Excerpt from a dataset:

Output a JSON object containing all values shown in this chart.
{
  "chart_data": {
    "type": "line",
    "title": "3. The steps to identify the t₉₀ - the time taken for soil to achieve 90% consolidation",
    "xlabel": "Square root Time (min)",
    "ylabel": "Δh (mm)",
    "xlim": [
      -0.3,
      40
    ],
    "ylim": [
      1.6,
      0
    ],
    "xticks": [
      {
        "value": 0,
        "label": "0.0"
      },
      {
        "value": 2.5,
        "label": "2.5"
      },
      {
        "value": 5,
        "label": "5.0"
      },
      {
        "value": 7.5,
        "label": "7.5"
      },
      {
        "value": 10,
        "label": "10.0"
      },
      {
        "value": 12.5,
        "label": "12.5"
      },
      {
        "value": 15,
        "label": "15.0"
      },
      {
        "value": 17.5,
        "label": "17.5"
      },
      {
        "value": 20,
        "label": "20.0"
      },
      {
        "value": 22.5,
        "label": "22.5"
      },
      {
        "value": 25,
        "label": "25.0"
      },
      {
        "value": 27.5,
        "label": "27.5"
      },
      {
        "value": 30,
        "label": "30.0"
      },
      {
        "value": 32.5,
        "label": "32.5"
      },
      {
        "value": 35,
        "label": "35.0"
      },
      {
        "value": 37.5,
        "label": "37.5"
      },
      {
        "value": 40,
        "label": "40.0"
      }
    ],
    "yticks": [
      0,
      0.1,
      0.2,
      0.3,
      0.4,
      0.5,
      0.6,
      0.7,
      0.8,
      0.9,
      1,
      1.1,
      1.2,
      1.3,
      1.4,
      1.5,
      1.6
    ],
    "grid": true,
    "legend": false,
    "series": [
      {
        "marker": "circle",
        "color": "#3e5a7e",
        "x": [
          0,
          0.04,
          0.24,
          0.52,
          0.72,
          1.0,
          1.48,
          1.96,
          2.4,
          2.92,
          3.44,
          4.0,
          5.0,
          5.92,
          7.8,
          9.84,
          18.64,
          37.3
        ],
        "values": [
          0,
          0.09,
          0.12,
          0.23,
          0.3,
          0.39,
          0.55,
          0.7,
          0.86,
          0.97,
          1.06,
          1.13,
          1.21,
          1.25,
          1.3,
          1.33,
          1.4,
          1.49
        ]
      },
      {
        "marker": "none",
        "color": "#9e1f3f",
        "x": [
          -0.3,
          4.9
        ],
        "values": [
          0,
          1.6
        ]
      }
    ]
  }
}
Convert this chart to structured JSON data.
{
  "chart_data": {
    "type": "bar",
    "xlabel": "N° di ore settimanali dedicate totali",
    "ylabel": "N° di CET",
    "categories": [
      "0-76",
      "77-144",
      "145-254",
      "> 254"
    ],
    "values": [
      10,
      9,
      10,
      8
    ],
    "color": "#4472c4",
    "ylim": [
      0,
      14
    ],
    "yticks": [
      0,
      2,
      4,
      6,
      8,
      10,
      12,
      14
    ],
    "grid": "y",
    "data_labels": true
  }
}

### REQUIRED WORK
Return all of the entries word for word.

### SOLUTION TO THE EXERCISE
Output a JSON object containing all values shown in this chart.
{
  "chart_data": {
    "type": "line",
    "title": "3. The steps to identify the t₉₀ - the time taken for soil to achieve 90% consolidation",
    "xlabel": "Square root Time (min)",
    "ylabel": "Δh (mm)",
    "xlim": [
      -0.3,
      40
    ],
    "ylim": [
      1.6,
      0
    ],
    "xticks": [
      {
        "value": 0,
        "label": "0.0"
      },
      {
        "value": 2.5,
        "label": "2.5"
      },
      {
        "value": 5,
        "label": "5.0"
      },
      {
        "value": 7.5,
        "label": "7.5"
      },
      {
        "value": 10,
        "label": "10.0"
      },
      {
        "value": 12.5,
        "label": "12.5"
      },
      {
        "value": 15,
        "label": "15.0"
      },
      {
        "value": 17.5,
        "label": "17.5"
      },
      {
        "value": 20,
        "label": "20.0"
      },
      {
        "value": 22.5,
        "label": "22.5"
      },
      {
        "value": 25,
        "label": "25.0"
      },
      {
        "value": 27.5,
        "label": "27.5"
      },
      {
        "value": 30,
        "label": "30.0"
      },
      {
        "value": 32.5,
        "label": "32.5"
      },
      {
        "value": 35,
        "label": "35.0"
      },
      {
        "value": 37.5,
        "label": "37.5"
      },
      {
        "value": 40,
        "label": "40.0"
      }
    ],
    "yticks": [
      0,
      0.1,
      0.2,
      0.3,
      0.4,
      0.5,
      0.6,
      0.7,
      0.8,
      0.9,
      1,
      1.1,
      1.2,
      1.3,
      1.4,
      1.5,
      1.6
    ],
    "grid": true,
    "legend": false,
    "series": [
      {
        "marker": "circle",
        "color": "#3e5a7e",
        "x": [
          0,
          0.04,
          0.24,
          0.52,
          0.72,
          1.0,
          1.48,
          1.96,
          2.4,
          2.92,
          3.44,
          4.0,
          5.0,
          5.92,
          7.8,
          9.84,
          18.64,
          37.3
        ],
        "values": [
          0,
          0.09,
          0.12,
          0.23,
          0.3,
          0.39,
          0.55,
          0.7,
          0.86,
          0.97,
          1.06,
          1.13,
          1.21,
          1.25,
          1.3,
          1.33,
          1.4,
          1.49
        ]
      },
      {
        "marker": "none",
        "color": "#9e1f3f",
        "x": [
          -0.3,
          4.9
        ],
        "values": [
          0,
          1.6
        ]
      }
    ]
  }
}
Convert this chart to structured JSON data.
{
  "chart_data": {
    "type": "bar",
    "xlabel": "N° di ore settimanali dedicate totali",
    "ylabel": "N° di CET",
    "categories": [
      "0-76",
      "77-144",
      "145-254",
      "> 254"
    ],
    "values": [
      10,
      9,
      10,
      8
    ],
    "color": "#4472c4",
    "ylim": [
      0,
      14
    ],
    "yticks": [
      0,
      2,
      4,
      6,
      8,
      10,
      12,
      14
    ],
    "grid": "y",
    "data_labels": true
  }
}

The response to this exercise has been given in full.